> **What the exercise asks**:
Give back the full material, exactly as it reads.

> **Saved entries**:

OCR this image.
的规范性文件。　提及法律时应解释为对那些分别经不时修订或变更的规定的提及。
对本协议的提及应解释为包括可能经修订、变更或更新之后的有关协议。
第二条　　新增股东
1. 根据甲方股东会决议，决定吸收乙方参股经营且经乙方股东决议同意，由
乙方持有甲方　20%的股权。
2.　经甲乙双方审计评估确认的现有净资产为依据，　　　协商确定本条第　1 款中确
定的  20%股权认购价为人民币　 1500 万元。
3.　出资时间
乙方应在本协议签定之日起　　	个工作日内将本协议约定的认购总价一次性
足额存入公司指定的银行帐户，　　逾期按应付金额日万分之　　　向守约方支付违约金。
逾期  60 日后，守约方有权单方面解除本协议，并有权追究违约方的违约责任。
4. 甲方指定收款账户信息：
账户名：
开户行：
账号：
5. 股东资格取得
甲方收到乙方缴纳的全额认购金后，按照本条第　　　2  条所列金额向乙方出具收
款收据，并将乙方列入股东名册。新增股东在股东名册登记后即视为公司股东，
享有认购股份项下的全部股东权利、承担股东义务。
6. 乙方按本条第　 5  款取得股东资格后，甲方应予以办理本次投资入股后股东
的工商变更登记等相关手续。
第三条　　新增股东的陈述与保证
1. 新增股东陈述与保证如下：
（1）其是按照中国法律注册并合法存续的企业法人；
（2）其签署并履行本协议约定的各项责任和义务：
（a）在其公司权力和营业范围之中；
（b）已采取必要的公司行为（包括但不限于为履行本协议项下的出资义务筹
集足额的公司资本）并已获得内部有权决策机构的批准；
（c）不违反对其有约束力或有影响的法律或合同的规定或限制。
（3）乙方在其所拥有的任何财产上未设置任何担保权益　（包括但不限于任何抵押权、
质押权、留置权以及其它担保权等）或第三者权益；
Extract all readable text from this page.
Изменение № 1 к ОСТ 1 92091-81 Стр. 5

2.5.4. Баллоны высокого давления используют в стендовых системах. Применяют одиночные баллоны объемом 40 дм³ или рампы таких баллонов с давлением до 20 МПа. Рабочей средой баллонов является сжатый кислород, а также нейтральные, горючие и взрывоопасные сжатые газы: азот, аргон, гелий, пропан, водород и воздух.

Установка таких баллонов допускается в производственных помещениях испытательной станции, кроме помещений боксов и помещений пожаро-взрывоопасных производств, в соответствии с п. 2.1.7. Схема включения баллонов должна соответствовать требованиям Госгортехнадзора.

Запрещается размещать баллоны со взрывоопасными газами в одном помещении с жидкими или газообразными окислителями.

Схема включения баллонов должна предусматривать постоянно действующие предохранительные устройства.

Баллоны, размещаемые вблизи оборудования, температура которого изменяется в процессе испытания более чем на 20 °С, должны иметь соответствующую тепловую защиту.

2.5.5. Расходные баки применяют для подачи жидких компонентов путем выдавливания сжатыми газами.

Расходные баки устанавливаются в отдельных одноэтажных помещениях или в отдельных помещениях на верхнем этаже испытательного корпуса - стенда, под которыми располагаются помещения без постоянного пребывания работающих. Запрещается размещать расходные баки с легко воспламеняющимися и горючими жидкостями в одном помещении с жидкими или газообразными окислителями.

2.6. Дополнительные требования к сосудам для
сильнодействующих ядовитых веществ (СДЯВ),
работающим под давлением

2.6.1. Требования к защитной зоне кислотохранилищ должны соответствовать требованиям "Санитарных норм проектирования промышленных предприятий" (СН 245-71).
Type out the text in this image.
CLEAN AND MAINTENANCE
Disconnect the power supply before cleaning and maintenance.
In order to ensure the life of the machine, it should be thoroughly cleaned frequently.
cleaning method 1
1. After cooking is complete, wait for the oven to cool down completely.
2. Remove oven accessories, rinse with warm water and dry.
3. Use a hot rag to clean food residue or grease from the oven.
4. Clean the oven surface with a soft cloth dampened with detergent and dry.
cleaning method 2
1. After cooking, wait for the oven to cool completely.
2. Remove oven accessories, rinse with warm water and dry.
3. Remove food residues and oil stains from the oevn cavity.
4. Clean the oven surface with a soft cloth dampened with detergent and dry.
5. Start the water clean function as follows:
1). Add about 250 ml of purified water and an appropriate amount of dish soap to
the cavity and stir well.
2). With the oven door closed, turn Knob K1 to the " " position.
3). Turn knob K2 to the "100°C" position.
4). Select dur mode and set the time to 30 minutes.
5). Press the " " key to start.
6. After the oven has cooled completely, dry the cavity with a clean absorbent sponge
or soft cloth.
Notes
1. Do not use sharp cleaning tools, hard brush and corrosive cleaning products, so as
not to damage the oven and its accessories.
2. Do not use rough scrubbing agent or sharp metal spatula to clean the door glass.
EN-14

> **Output for this task**:
OCR this image.
的规范性文件。　提及法律时应解释为对那些分别经不时修订或变更的规定的提及。
对本协议的提及应解释为包括可能经修订、变更或更新之后的有关协议。
第二条　　新增股东
1. 根据甲方股东会决议，决定吸收乙方参股经营且经乙方股东决议同意，由
乙方持有甲方　20%的股权。
2.　经甲乙双方审计评估确认的现有净资产为依据，　　　协商确定本条第　1 款中确
定的  20%股权认购价为人民币　 1500 万元。
3.　出资时间
乙方应在本协议签定之日起　　	个工作日内将本协议约定的认购总价一次性
足额存入公司指定的银行帐户，　　逾期按应付金额日万分之　　　向守约方支付违约金。
逾期  60 日后，守约方有权单方面解除本协议，并有权追究违约方的违约责任。
4. 甲方指定收款账户信息：
账户名：
开户行：
账号：
5. 股东资格取得
甲方收到乙方缴纳的全额认购金后，按照本条第　　　2  条所列金额向乙方出具收
款收据，并将乙方列入股东名册。新增股东在股东名册登记后即视为公司股东，
享有认购股份项下的全部股东权利、承担股东义务。
6. 乙方按本条第　 5  款取得股东资格后，甲方应予以办理本次投资入股后股东
的工商变更登记等相关手续。
第三条　　新增股东的陈述与保证
1. 新增股东陈述与保证如下：
（1）其是按照中国法律注册并合法存续的企业法人；
（2）其签署并履行本协议约定的各项责任和义务：
（a）在其公司权力和营业范围之中；
（b）已采取必要的公司行为（包括但不限于为履行本协议项下的出资义务筹
集足额的公司资本）并已获得内部有权决策机构的批准；
（c）不违反对其有约束力或有影响的法律或合同的规定或限制。
（3）乙方在其所拥有的任何财产上未设置任何担保权益　（包括但不限于任何抵押权、
质押权、留置权以及其它担保权等）或第三者权益；
Extract all readable text from this page.
Изменение № 1 к ОСТ 1 92091-81 Стр. 5

2.5.4. Баллоны высокого давления используют в стендовых системах. Применяют одиночные баллоны объемом 40 дм³ или рампы таких баллонов с давлением до 20 МПа. Рабочей средой баллонов является сжатый кислород, а также нейтральные, горючие и взрывоопасные сжатые газы: азот, аргон, гелий, пропан, водород и воздух.

Установка таких баллонов допускается в производственных помещениях испытательной станции, кроме помещений боксов и помещений пожаро-взрывоопасных производств, в соответствии с п. 2.1.7. Схема включения баллонов должна соответствовать требованиям Госгортехнадзора.

Запрещается размещать баллоны со взрывоопасными газами в одном помещении с жидкими или газообразными окислителями.

Схема включения баллонов должна предусматривать постоянно действующие предохранительные устройства.

Баллоны, размещаемые вблизи оборудования, температура которого изменяется в процессе испытания более чем на 20 °С, должны иметь соответствующую тепловую защиту.

2.5.5. Расходные баки применяют для подачи жидких компонентов путем выдавливания сжатыми газами.

Расходные баки устанавливаются в отдельных одноэтажных помещениях или в отдельных помещениях на верхнем этаже испытательного корпуса - стенда, под которыми располагаются помещения без постоянного пребывания работающих. Запрещается размещать расходные баки с легко воспламеняющимися и горючими жидкостями в одном помещении с жидкими или газообразными окислителями.

2.6. Дополнительные требования к сосудам для
сильнодействующих ядовитых веществ (СДЯВ),
работающим под давлением

2.6.1. Требования к защитной зоне кислотохранилищ должны соответствовать требованиям "Санитарных норм проектирования промышленных предприятий" (СН 245-71).
Type out the text in this image.
CLEAN AND MAINTENANCE
Disconnect the power supply before cleaning and maintenance.
In order to ensure the life of the machine, it should be thoroughly cleaned frequently.
cleaning method 1
1. After cooking is complete, wait for the oven to cool down completely.
2. Remove oven accessories, rinse with warm water and dry.
3. Use a hot rag to clean food residue or grease from the oven.
4. Clean the oven surface with a soft cloth dampened with detergent and dry.
cleaning method 2
1. After cooking, wait for the oven to cool completely.
2. Remove oven accessories, rinse with warm water and dry.
3. Remove food residues and oil stains from the oevn cavity.
4. Clean the oven surface with a soft cloth dampened with detergent and dry.
5. Start the water clean function as follows:
1). Add about 250 ml of purified water and an appropriate amount of dish soap to
the cavity and stir well.
2). With the oven door closed, turn Knob K1 to the " " position.
3). Turn knob K2 to the "100°C" position.
4). Select dur mode and set the time to 30 minutes.
5). Press the " " key to start.
6. After the oven has cooled completely, dry the cavity with a clean absorbent sponge
or soft cloth.
Notes
1. Do not use sharp cleaning tools, hard brush and corrosive cleaning products, so as
not to damage the oven and its accessories.
2. Do not use rough scrubbing agent or sharp metal spatula to clean the door glass.
EN-14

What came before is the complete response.